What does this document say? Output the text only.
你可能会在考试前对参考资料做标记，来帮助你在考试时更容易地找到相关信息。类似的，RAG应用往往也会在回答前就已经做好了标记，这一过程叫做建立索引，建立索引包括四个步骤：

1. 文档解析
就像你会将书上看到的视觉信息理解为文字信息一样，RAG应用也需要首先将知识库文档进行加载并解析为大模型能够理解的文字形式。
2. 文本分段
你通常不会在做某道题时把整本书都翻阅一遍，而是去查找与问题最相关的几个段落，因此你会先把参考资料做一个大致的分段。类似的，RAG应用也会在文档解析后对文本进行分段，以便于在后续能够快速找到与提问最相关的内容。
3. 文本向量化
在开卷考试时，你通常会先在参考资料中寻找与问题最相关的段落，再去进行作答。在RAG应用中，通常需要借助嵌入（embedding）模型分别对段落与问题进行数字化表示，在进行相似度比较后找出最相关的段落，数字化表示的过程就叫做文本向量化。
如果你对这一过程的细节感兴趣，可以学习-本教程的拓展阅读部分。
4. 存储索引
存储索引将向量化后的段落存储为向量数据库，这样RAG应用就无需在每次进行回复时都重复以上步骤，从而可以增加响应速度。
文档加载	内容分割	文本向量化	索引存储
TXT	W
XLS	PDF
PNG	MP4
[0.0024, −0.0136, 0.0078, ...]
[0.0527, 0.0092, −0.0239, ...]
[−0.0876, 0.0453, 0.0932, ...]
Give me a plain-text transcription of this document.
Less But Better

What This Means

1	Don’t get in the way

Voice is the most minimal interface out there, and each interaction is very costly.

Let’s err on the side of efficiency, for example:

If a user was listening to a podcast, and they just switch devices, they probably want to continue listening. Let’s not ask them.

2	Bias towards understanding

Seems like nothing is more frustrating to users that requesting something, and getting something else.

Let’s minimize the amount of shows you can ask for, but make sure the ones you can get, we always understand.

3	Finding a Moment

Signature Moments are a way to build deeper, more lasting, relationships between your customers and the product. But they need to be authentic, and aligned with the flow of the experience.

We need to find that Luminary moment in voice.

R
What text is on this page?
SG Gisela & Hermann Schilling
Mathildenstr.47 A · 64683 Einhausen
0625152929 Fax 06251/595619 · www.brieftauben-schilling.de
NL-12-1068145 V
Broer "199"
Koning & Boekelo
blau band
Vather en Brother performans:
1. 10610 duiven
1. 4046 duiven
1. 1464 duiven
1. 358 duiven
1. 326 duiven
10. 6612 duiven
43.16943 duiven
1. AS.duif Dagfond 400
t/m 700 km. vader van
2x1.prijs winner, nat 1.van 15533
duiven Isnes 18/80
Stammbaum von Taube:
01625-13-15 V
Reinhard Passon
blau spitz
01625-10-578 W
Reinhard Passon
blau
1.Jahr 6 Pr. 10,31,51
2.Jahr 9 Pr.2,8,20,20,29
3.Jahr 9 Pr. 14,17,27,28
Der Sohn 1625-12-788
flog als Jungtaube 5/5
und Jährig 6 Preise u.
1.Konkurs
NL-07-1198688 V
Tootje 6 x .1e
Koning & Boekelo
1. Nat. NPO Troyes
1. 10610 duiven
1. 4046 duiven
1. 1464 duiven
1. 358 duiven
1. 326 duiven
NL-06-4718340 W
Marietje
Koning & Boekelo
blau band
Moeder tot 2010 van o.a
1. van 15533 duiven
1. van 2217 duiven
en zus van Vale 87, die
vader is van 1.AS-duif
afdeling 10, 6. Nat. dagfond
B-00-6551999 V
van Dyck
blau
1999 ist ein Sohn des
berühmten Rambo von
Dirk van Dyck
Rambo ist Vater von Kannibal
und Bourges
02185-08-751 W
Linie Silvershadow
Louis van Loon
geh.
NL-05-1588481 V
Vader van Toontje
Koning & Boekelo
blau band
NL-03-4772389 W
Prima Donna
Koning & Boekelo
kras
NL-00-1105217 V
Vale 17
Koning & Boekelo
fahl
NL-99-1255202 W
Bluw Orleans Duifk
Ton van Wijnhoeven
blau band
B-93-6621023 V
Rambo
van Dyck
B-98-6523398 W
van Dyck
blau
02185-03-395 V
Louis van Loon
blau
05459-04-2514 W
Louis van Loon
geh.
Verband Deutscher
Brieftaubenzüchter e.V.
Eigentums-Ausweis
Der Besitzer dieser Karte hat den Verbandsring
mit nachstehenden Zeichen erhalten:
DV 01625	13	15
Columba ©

--------

GIVEN TASK:
Reproduce all of the data exactly as given.

RESULT:
What does this document say? Output the text only.
你可能会在考试前对参考资料做标记，来帮助你在考试时更容易地找到相关信息。类似的，RAG应用往往也会在回答前就已经做好了标记，这一过程叫做建立索引，建立索引包括四个步骤：

1. 文档解析
就像你会将书上看到的视觉信息理解为文字信息一样，RAG应用也需要首先将知识库文档进行加载并解析为大模型能够理解的文字形式。
2. 文本分段
你通常不会在做某道题时把整本书都翻阅一遍，而是去查找与问题最相关的几个段落，因此你会先把参考资料做一个大致的分段。类似的，RAG应用也会在文档解析后对文本进行分段，以便于在后续能够快速找到与提问最相关的内容。
3. 文本向量化
在开卷考试时，你通常会先在参考资料中寻找与问题最相关的段落，再去进行作答。在RAG应用中，通常需要借助嵌入（embedding）模型分别对段落与问题进行数字化表示，在进行相似度比较后找出最相关的段落，数字化表示的过程就叫做文本向量化。
如果你对这一过程的细节感兴趣，可以学习-本教程的拓展阅读部分。
4. 存储索引
存储索引将向量化后的段落存储为向量数据库，这样RAG应用就无需在每次进行回复时都重复以上步骤，从而可以增加响应速度。
文档加载	内容分割	文本向量化	索引存储
TXT	W
XLS	PDF
PNG	MP4
[0.0024, −0.0136, 0.0078, ...]
[0.0527, 0.0092, −0.0239, ...]
[−0.0876, 0.0453, 0.0932, ...]
Give me a plain-text transcription of this document.
Less But Better

What This Means

1	Don’t get in the way

Voice is the most minimal interface out there, and each interaction is very costly.

Let’s err on the side of efficiency, for example:

If a user was listening to a podcast, and they just switch devices, they probably want to continue listening. Let’s not ask them.

2	Bias towards understanding

Seems like nothing is more frustrating to users that requesting something, and getting something else.

Let’s minimize the amount of shows you can ask for, but make sure the ones you can get, we always understand.

3	Finding a Moment

Signature Moments are a way to build deeper, more lasting, relationships between your customers and the product. But they need to be authentic, and aligned with the flow of the experience.

We need to find that Luminary moment in voice.

R
What text is on this page?
SG Gisela & Hermann Schilling
Mathildenstr.47 A · 64683 Einhausen
0625152929 Fax 06251/595619 · www.brieftauben-schilling.de
NL-12-1068145 V
Broer "199"
Koning & Boekelo
blau band
Vather en Brother performans:
1. 10610 duiven
1. 4046 duiven
1. 1464 duiven
1. 358 duiven
1. 326 duiven
10. 6612 duiven
43.16943 duiven
1. AS.duif Dagfond 400
t/m 700 km. vader van
2x1.prijs winner, nat 1.van 15533
duiven Isnes 18/80
Stammbaum von Taube:
01625-13-15 V
Reinhard Passon
blau spitz
01625-10-578 W
Reinhard Passon
blau
1.Jahr 6 Pr. 10,31,51
2.Jahr 9 Pr.2,8,20,20,29
3.Jahr 9 Pr. 14,17,27,28
Der Sohn 1625-12-788
flog als Jungtaube 5/5
und Jährig 6 Preise u.
1.Konkurs
NL-07-1198688 V
Tootje 6 x .1e
Koning & Boekelo
1. Nat. NPO Troyes
1. 10610 duiven
1. 4046 duiven
1. 1464 duiven
1. 358 duiven
1. 326 duiven
NL-06-4718340 W
Marietje
Koning & Boekelo
blau band
Moeder tot 2010 van o.a
1. van 15533 duiven
1. van 2217 duiven
en zus van Vale 87, die
vader is van 1.AS-duif
afdeling 10, 6. Nat. dagfond
B-00-6551999 V
van Dyck
blau
1999 ist ein Sohn des
berühmten Rambo von
Dirk van Dyck
Rambo ist Vater von Kannibal
und Bourges
02185-08-751 W
Linie Silvershadow
Louis van Loon
geh.
NL-05-1588481 V
Vader van Toontje
Koning & Boekelo
blau band
NL-03-4772389 W
Prima Donna
Koning & Boekelo
kras
NL-00-1105217 V
Vale 17
Koning & Boekelo
fahl
NL-99-1255202 W
Bluw Orleans Duifk
Ton van Wijnhoeven
blau band
B-93-6621023 V
Rambo
van Dyck
B-98-6523398 W
van Dyck
blau
02185-03-395 V
Louis van Loon
blau
05459-04-2514 W
Louis van Loon
geh.
Verband Deutscher
Brieftaubenzüchter e.V.
Eigentums-Ausweis
Der Besitzer dieser Karte hat den Verbandsring
mit nachstehenden Zeichen erhalten:
DV 01625	13	15
Columba ©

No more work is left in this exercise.